%%

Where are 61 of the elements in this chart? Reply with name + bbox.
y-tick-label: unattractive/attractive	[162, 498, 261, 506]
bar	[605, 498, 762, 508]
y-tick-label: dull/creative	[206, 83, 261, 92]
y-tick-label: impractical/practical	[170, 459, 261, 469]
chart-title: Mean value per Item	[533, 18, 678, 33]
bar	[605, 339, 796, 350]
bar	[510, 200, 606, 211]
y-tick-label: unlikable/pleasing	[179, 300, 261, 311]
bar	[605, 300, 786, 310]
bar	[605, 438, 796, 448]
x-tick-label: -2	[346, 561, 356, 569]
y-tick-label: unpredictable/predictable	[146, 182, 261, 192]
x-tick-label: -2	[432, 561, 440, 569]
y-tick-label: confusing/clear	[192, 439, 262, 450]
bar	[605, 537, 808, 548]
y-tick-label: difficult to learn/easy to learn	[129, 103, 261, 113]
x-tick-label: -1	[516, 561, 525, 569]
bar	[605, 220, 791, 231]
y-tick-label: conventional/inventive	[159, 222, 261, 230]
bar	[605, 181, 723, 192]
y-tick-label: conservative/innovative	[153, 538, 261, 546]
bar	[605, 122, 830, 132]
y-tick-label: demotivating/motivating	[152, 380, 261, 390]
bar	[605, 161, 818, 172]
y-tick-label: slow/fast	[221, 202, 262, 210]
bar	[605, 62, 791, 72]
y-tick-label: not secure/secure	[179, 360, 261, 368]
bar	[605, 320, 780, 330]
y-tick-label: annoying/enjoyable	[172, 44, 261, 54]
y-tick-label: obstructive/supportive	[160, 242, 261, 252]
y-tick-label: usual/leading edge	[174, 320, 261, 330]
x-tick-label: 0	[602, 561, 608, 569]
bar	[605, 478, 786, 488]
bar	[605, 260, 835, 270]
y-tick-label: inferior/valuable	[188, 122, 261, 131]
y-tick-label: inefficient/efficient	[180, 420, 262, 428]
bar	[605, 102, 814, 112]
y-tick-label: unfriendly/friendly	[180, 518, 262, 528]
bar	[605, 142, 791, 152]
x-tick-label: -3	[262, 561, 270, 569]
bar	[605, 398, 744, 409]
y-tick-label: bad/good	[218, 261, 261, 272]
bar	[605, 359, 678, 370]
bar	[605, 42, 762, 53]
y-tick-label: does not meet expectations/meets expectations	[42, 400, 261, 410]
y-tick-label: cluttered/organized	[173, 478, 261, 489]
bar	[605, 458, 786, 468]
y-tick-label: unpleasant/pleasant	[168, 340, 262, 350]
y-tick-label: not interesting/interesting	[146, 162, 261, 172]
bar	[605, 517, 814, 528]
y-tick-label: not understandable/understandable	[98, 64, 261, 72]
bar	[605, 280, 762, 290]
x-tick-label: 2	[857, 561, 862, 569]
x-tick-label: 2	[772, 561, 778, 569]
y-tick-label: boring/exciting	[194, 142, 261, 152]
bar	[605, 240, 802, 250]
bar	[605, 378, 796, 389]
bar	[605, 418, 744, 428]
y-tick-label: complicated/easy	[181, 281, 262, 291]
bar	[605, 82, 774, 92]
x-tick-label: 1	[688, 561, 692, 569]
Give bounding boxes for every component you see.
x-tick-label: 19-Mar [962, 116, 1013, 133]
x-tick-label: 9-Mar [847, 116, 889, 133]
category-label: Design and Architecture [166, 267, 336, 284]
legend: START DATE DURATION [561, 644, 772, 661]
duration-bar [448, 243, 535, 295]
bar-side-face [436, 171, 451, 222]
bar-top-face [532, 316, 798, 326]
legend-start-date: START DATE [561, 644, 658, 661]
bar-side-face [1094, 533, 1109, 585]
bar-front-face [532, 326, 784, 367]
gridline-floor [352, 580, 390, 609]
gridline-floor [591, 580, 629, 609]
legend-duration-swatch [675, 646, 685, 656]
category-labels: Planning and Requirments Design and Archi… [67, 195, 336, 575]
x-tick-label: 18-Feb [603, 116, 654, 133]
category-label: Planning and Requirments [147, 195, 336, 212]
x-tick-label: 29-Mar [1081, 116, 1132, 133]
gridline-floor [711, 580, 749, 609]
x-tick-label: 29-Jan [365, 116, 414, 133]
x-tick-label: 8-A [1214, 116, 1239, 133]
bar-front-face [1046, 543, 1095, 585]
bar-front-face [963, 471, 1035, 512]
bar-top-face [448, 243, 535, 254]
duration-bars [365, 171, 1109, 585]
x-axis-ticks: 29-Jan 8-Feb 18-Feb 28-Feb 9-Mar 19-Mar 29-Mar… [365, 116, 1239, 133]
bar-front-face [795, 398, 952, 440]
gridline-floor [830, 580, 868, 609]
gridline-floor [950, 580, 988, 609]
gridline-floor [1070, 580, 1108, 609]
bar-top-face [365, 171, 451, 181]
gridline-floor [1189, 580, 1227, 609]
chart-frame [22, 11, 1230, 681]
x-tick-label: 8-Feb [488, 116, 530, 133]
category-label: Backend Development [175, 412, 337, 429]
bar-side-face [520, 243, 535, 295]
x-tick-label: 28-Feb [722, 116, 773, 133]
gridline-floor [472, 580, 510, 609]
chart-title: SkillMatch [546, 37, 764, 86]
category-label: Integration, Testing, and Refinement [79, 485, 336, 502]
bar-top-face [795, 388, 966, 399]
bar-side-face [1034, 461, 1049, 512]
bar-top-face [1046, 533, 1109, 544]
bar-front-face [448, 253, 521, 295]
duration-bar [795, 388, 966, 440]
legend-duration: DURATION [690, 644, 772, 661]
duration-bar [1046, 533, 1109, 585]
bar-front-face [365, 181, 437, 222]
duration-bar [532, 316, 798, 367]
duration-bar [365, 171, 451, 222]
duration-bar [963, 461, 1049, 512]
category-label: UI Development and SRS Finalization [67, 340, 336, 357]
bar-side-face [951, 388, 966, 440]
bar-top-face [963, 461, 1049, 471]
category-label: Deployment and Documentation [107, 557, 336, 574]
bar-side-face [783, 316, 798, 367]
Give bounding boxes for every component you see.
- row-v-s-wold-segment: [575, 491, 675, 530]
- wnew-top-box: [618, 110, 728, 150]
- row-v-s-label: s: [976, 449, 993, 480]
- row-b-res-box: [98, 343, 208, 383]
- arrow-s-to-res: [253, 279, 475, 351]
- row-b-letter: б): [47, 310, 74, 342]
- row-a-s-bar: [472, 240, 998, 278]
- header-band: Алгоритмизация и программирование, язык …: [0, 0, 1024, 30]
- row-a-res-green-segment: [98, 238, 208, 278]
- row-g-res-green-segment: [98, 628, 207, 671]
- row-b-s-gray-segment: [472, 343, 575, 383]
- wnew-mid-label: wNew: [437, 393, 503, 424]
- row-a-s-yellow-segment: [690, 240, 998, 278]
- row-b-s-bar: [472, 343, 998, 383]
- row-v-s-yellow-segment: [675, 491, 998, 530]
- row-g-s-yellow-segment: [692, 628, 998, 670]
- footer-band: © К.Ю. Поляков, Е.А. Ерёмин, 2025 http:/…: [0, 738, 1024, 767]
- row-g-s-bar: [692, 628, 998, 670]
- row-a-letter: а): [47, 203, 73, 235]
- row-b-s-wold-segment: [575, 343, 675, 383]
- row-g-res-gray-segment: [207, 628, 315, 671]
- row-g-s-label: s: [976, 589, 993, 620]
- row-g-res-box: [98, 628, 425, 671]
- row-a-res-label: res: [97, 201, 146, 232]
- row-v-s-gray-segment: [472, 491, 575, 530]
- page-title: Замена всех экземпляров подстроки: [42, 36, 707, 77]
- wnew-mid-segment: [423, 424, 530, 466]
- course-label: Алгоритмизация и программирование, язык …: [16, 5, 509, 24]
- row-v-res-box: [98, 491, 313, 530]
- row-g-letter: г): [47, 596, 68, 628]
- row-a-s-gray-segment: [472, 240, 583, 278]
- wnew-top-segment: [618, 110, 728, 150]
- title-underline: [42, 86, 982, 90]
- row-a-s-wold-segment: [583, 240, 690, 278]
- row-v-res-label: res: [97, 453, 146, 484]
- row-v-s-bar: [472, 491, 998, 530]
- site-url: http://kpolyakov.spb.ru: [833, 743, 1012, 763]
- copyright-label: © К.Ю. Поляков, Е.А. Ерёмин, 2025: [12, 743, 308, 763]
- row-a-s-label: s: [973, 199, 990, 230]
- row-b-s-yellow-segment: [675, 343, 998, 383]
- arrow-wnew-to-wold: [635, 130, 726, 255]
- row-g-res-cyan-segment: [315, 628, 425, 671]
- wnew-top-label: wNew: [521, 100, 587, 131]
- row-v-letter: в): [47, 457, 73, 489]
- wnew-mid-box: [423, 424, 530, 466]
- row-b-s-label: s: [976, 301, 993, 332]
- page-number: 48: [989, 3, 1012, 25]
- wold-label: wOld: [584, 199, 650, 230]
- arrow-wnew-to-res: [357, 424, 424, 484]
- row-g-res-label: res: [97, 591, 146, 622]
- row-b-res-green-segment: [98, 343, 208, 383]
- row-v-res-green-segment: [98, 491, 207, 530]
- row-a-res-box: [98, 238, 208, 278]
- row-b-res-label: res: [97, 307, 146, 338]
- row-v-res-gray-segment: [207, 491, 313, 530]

%%

### Set task
Take the entries from the first line through the line containing "220, 791, 231]", switch "x-tick-label" to "x-axis-label" throughout, and leave everything else unchanged. Give those lines only.

### Answer to this exercise
Where are 61 of the elements in this chart? Reply with name + bbox.
y-tick-label: unattractive/attractive	[162, 498, 261, 506]
bar	[605, 498, 762, 508]
y-tick-label: dull/creative	[206, 83, 261, 92]
y-tick-label: impractical/practical	[170, 459, 261, 469]
chart-title: Mean value per Item	[533, 18, 678, 33]
bar	[605, 339, 796, 350]
bar	[510, 200, 606, 211]
y-tick-label: unlikable/pleasing	[179, 300, 261, 311]
bar	[605, 300, 786, 310]
bar	[605, 438, 796, 448]
x-axis-label: -2	[346, 561, 356, 569]
y-tick-label: unpredictable/predictable	[146, 182, 261, 192]
x-axis-label: -2	[432, 561, 440, 569]
y-tick-label: confusing/clear	[192, 439, 262, 450]
bar	[605, 537, 808, 548]
y-tick-label: difficult to learn/easy to learn	[129, 103, 261, 113]
x-axis-label: -1	[516, 561, 525, 569]
bar	[605, 220, 791, 231]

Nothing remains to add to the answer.